- **The request**
List all lines of the data that include the string "Local".

- **Provided data**
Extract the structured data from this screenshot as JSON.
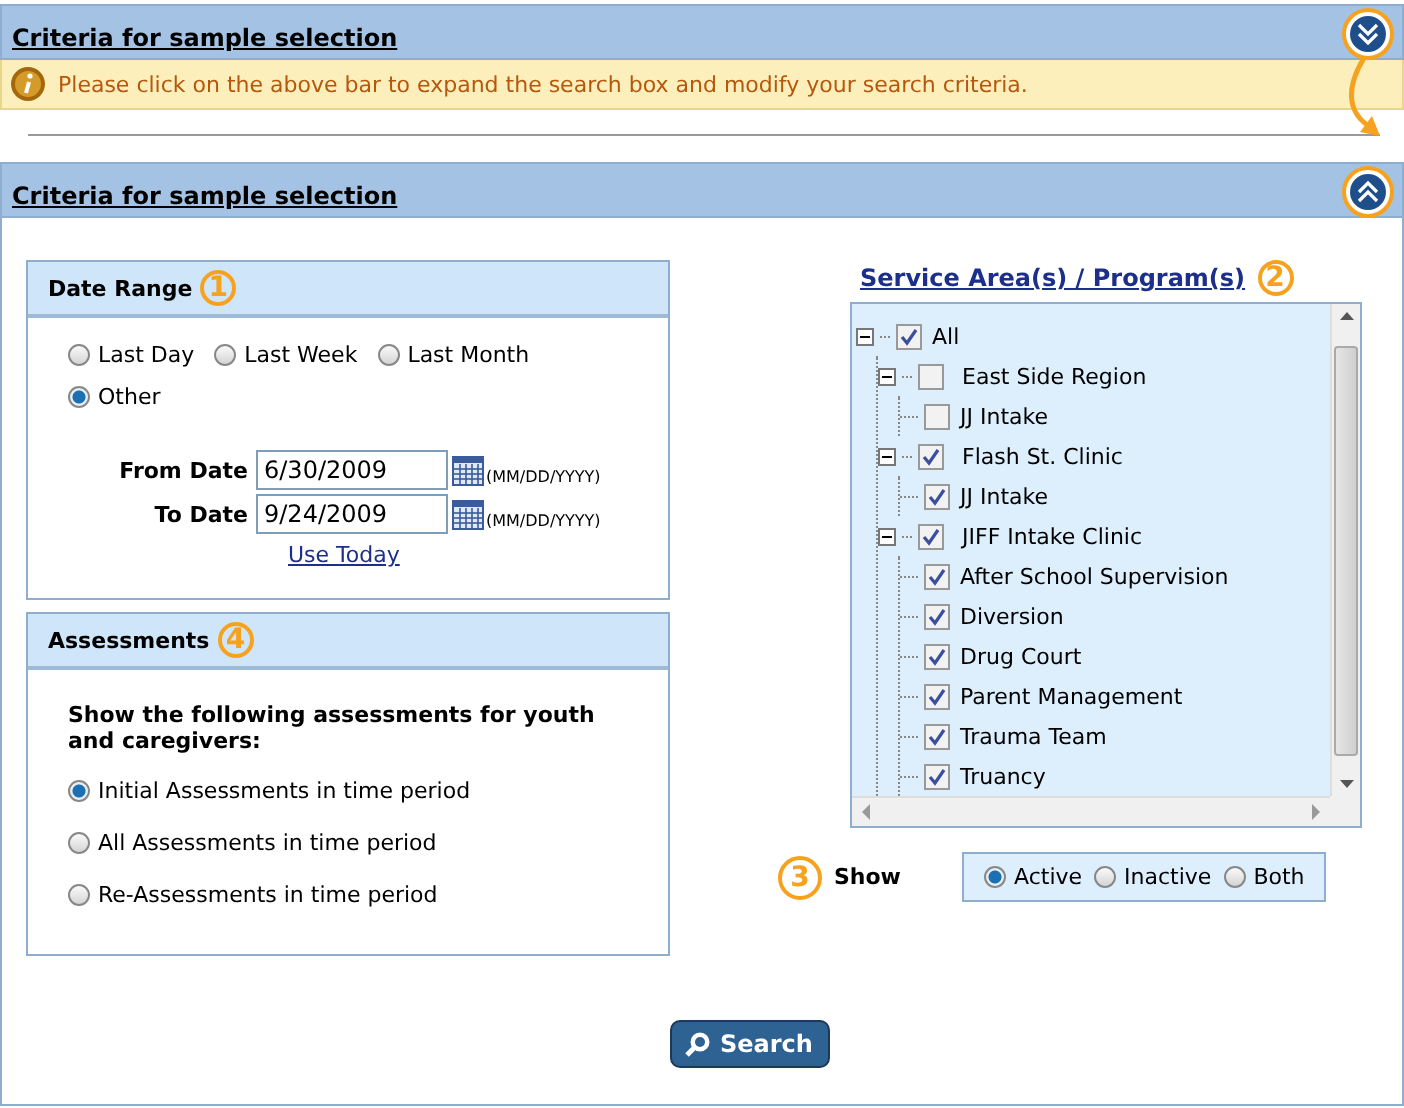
{
  "collapsed_bar": {
    "title": "Criteria for sample selection",
    "callout": "Please click on the above bar to expand the search box and modify your search criteria."
  },
  "expanded_bar": {
    "title": "Criteria for sample selection"
  },
  "date_range": {
    "title": "Date Range",
    "badge": "1",
    "options": [
      {
        "label": "Last Day",
        "selected": false
      },
      {
        "label": "Last Week",
        "selected": false
      },
      {
        "label": "Last Month",
        "selected": false
      },
      {
        "label": "Other",
        "selected": true
      }
    ],
    "from_label": "From Date",
    "from_value": "6/30/2009",
    "to_label": "To Date",
    "to_value": "9/24/2009",
    "from_hint": "(MM/DD/YYYY)",
    "to_hint": "(MM/DD/YYYY)",
    "use_today": "Use Today"
  },
  "assessments": {
    "title": "Assessments",
    "badge": "4",
    "prompt": "Show the following assessments for youth and caregivers:",
    "options": [
      {
        "label": "Initial Assessments in time period",
        "selected": true
      },
      {
        "label": "All Assessments in time period",
        "selected": false
      },
      {
        "label": "Re-Assessments in time period",
        "selected": false
      }
    ]
  },
  "service_areas": {
    "title": "Service Area(s) / Program(s)",
    "badge": "2",
    "tree": [
      {
        "label": "All",
        "checked": true,
        "expanded": true,
        "children": [
          {
            "label": "East Side Region",
            "checked": false,
            "expanded": true,
            "children": [
              {
                "label": "JJ Intake",
                "checked": false
              }
            ]
          },
          {
            "label": "Flash St. Clinic",
            "checked": true,
            "expanded": true,
            "children": [
              {
                "label": "JJ Intake",
                "checked": true
              }
            ]
          },
          {
            "label": "JIFF Intake Clinic",
            "checked": true,
            "expanded": true,
            "children": [
              {
                "label": "After School Supervision",
                "checked": true
              },
              {
                "label": "Diversion",
                "checked": true
              },
              {
                "label": "Drug Court",
                "checked": true
              },
              {
                "label": "Parent Management",
                "checked": true
              },
              {
                "label": "Trauma Team",
                "checked": true
              },
              {
                "label": "Truancy",
                "checked": true
              }
            ]
          }
        ]
      }
    ]
  },
  "show": {
    "badge": "3",
    "label": "Show",
    "options": [
      {
        "label": "Active",
        "selected": true
      },
      {
        "label": "Inactive",
        "selected": false
      },
      {
        "label": "Both",
        "selected": false
      }
    ]
  },
  "search_button": "Search"
}
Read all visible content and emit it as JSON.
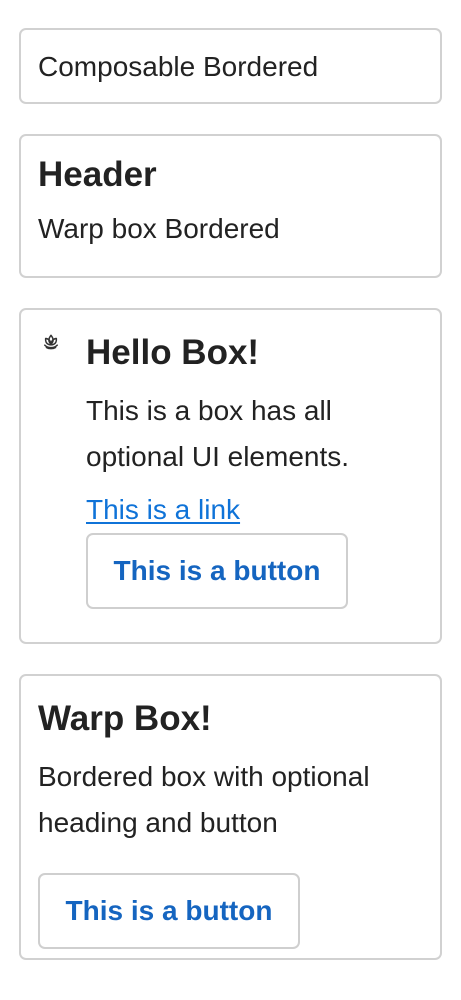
{
  "boxes": [
    {
      "text": "Composable Bordered"
    },
    {
      "header": "Header",
      "text": "Warp box Bordered"
    },
    {
      "icon": "lotus-icon",
      "heading": "Hello Box!",
      "body": "This is a box has all optional UI elements.",
      "link": "This is a link",
      "button": "This is a button"
    },
    {
      "heading": "Warp Box!",
      "body": "Bordered box with optional heading and button",
      "button": "This is a button"
    }
  ],
  "colors": {
    "border": "#d1d1d1",
    "text": "#222222",
    "link": "#0f73d8",
    "button_text": "#1565c0",
    "background": "#ffffff"
  }
}
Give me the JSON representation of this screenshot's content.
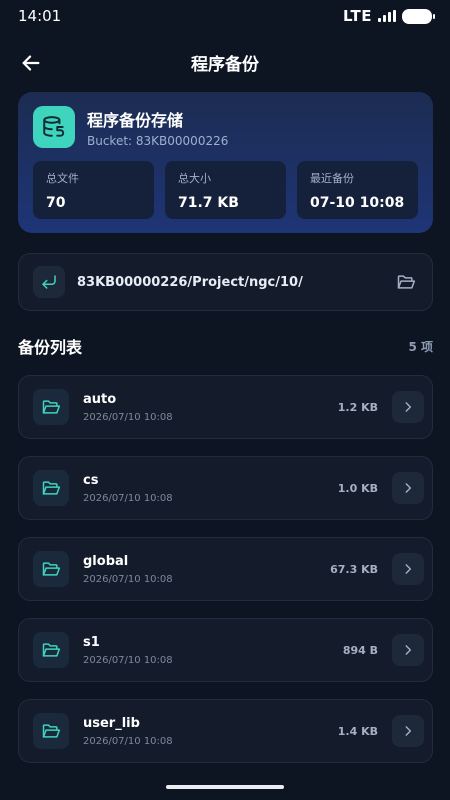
{
  "status_bar": {
    "time": "14:01",
    "network": "LTE"
  },
  "header": {
    "title": "程序备份"
  },
  "summary": {
    "title": "程序备份存储",
    "bucket": "Bucket: 83KB00000226",
    "stats": [
      {
        "label": "总文件",
        "value": "70"
      },
      {
        "label": "总大小",
        "value": "71.7 KB"
      },
      {
        "label": "最近备份",
        "value": "07-10 10:08"
      }
    ]
  },
  "path": {
    "value": "83KB00000226/Project/ngc/10/"
  },
  "list": {
    "title": "备份列表",
    "count": "5 项",
    "items": [
      {
        "name": "auto",
        "date": "2026/07/10 10:08",
        "size": "1.2 KB"
      },
      {
        "name": "cs",
        "date": "2026/07/10 10:08",
        "size": "1.0 KB"
      },
      {
        "name": "global",
        "date": "2026/07/10 10:08",
        "size": "67.3 KB"
      },
      {
        "name": "s1",
        "date": "2026/07/10 10:08",
        "size": "894 B"
      },
      {
        "name": "user_lib",
        "date": "2026/07/10 10:08",
        "size": "1.4 KB"
      }
    ]
  },
  "icons": {
    "back": "arrow-left-icon",
    "database": "database-restore-icon",
    "path_back": "return-icon",
    "path_folder": "folder-open-icon",
    "item_folder": "folder-open-icon",
    "item_chevron": "chevron-right-icon"
  },
  "colors": {
    "background": "#0d1422",
    "accent": "#3fd4bd",
    "card_gradient_top": "#1c2c52",
    "card_gradient_bottom": "#1e3576",
    "item_background": "#141c2c"
  }
}
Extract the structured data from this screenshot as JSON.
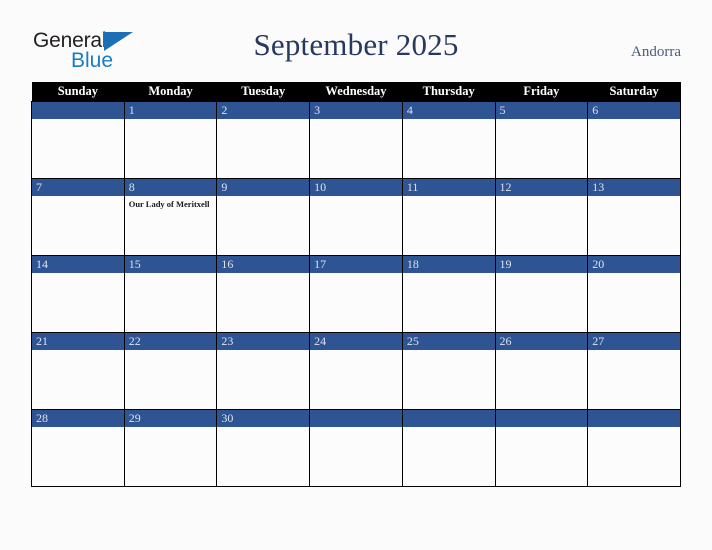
{
  "logo": {
    "word_top": "General",
    "word_bottom": "Blue",
    "triangle_color": "#1a6fb5",
    "blue_color": "#1a7cc4",
    "dark_color": "#231f20"
  },
  "header": {
    "title": "September 2025",
    "country": "Andorra",
    "title_color": "#27395f",
    "country_color": "#4a5a80"
  },
  "calendar": {
    "accent_blue": "#2e5494",
    "header_background": "#000000",
    "weekdays": [
      "Sunday",
      "Monday",
      "Tuesday",
      "Wednesday",
      "Thursday",
      "Friday",
      "Saturday"
    ],
    "weeks": [
      [
        {
          "day": "",
          "events": []
        },
        {
          "day": "1",
          "events": []
        },
        {
          "day": "2",
          "events": []
        },
        {
          "day": "3",
          "events": []
        },
        {
          "day": "4",
          "events": []
        },
        {
          "day": "5",
          "events": []
        },
        {
          "day": "6",
          "events": []
        }
      ],
      [
        {
          "day": "7",
          "events": []
        },
        {
          "day": "8",
          "events": [
            "Our Lady of Meritxell"
          ]
        },
        {
          "day": "9",
          "events": []
        },
        {
          "day": "10",
          "events": []
        },
        {
          "day": "11",
          "events": []
        },
        {
          "day": "12",
          "events": []
        },
        {
          "day": "13",
          "events": []
        }
      ],
      [
        {
          "day": "14",
          "events": []
        },
        {
          "day": "15",
          "events": []
        },
        {
          "day": "16",
          "events": []
        },
        {
          "day": "17",
          "events": []
        },
        {
          "day": "18",
          "events": []
        },
        {
          "day": "19",
          "events": []
        },
        {
          "day": "20",
          "events": []
        }
      ],
      [
        {
          "day": "21",
          "events": []
        },
        {
          "day": "22",
          "events": []
        },
        {
          "day": "23",
          "events": []
        },
        {
          "day": "24",
          "events": []
        },
        {
          "day": "25",
          "events": []
        },
        {
          "day": "26",
          "events": []
        },
        {
          "day": "27",
          "events": []
        }
      ],
      [
        {
          "day": "28",
          "events": []
        },
        {
          "day": "29",
          "events": []
        },
        {
          "day": "30",
          "events": []
        },
        {
          "day": "",
          "events": []
        },
        {
          "day": "",
          "events": []
        },
        {
          "day": "",
          "events": []
        },
        {
          "day": "",
          "events": []
        }
      ]
    ]
  }
}
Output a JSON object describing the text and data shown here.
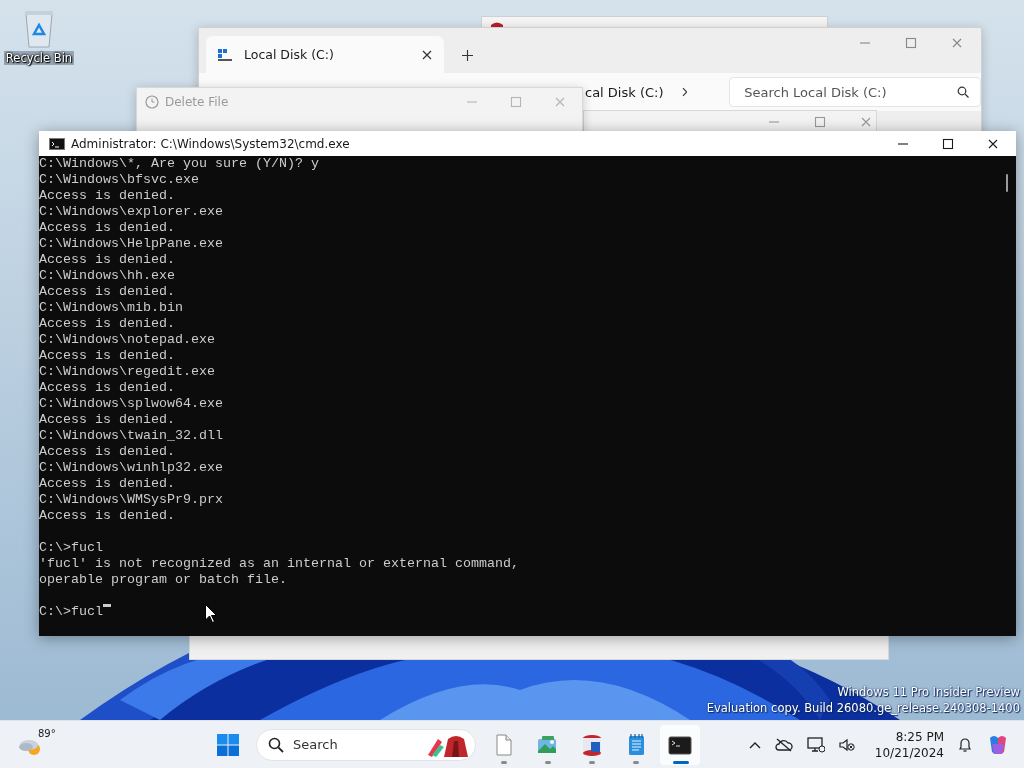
{
  "desktop": {
    "icons": [
      {
        "label": "Recycle Bin"
      }
    ],
    "watermark": [
      "Windows 11 Pro Insider Preview",
      "Evaluation copy. Build 26080.ge_release.240308-1400"
    ]
  },
  "explorer": {
    "tab": "Local Disk (C:)",
    "breadcrumb": "cal Disk (C:)",
    "search": {
      "placeholder": "Search Local Disk (C:)"
    }
  },
  "delete_dialog": {
    "title": "Delete File",
    "active": false
  },
  "console": {
    "title": "Administrator: C:\\Windows\\System32\\cmd.exe",
    "active": true,
    "cursor": true,
    "blocks": [
      [
        "C:\\Windows\\*, Are you sure (Y/N)? y",
        "C:\\Windows\\bfsvc.exe",
        "Access is denied.",
        "C:\\Windows\\explorer.exe",
        "Access is denied.",
        "C:\\Windows\\HelpPane.exe",
        "Access is denied.",
        "C:\\Windows\\hh.exe",
        "Access is denied.",
        "C:\\Windows\\mib.bin",
        "Access is denied.",
        "C:\\Windows\\notepad.exe",
        "Access is denied.",
        "C:\\Windows\\regedit.exe",
        "Access is denied.",
        "C:\\Windows\\splwow64.exe",
        "Access is denied.",
        "C:\\Windows\\twain_32.dll",
        "Access is denied.",
        "C:\\Windows\\winhlp32.exe",
        "Access is denied.",
        "C:\\Windows\\WMSysPr9.prx",
        "Access is denied."
      ],
      [
        "C:\\>fucl",
        "'fucl' is not recognized as an internal or external command,",
        "operable program or batch file."
      ],
      [
        "C:\\>fucl"
      ]
    ]
  },
  "taskbar": {
    "weather": "89°",
    "search": {
      "placeholder": "Search"
    },
    "apps": [
      {
        "kind": "file",
        "selected": false
      },
      {
        "kind": "photos",
        "selected": false
      },
      {
        "kind": "database",
        "selected": false
      },
      {
        "kind": "notepad",
        "selected": false
      },
      {
        "kind": "terminal",
        "selected": true
      }
    ],
    "time": "8:25 PM",
    "date": "10/21/2024"
  }
}
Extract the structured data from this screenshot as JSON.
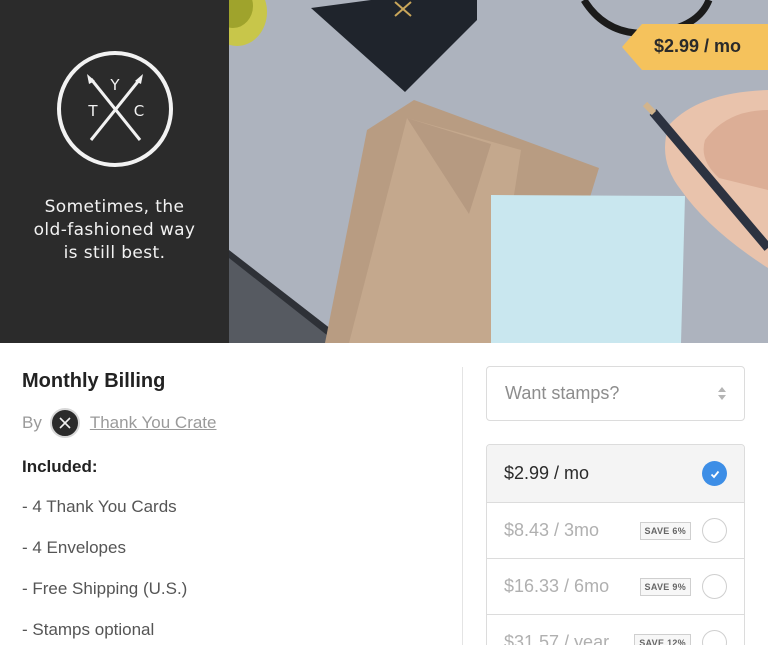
{
  "hero": {
    "tagline_lines": [
      "Sometimes, the",
      "old-fashioned way",
      "is still best."
    ],
    "logo_letters": {
      "top": "Y",
      "left": "T",
      "right": "C"
    },
    "price_tag": "$2.99 / mo",
    "colors": {
      "brand_panel": "#2b2b2b",
      "price_tag": "#f5c25c"
    }
  },
  "product": {
    "title": "Monthly Billing",
    "by_label": "By",
    "seller_name": "Thank You Crate",
    "included_label": "Included:",
    "features": [
      "- 4 Thank You Cards",
      "- 4 Envelopes",
      "- Free Shipping (U.S.)",
      "- Stamps optional"
    ]
  },
  "stamps_select": {
    "placeholder": "Want stamps?"
  },
  "plans": [
    {
      "price": "$2.99 / mo",
      "badge": "",
      "selected": true
    },
    {
      "price": "$8.43 / 3mo",
      "badge": "SAVE 6%",
      "selected": false
    },
    {
      "price": "$16.33 / 6mo",
      "badge": "SAVE 9%",
      "selected": false
    },
    {
      "price": "$31.57 / year",
      "badge": "SAVE 12%",
      "selected": false
    }
  ],
  "accent_color": "#3d8ee6"
}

- **In response**
    "tab": "Local Disk (C:)",
      "placeholder": "Search Local Disk (C:)"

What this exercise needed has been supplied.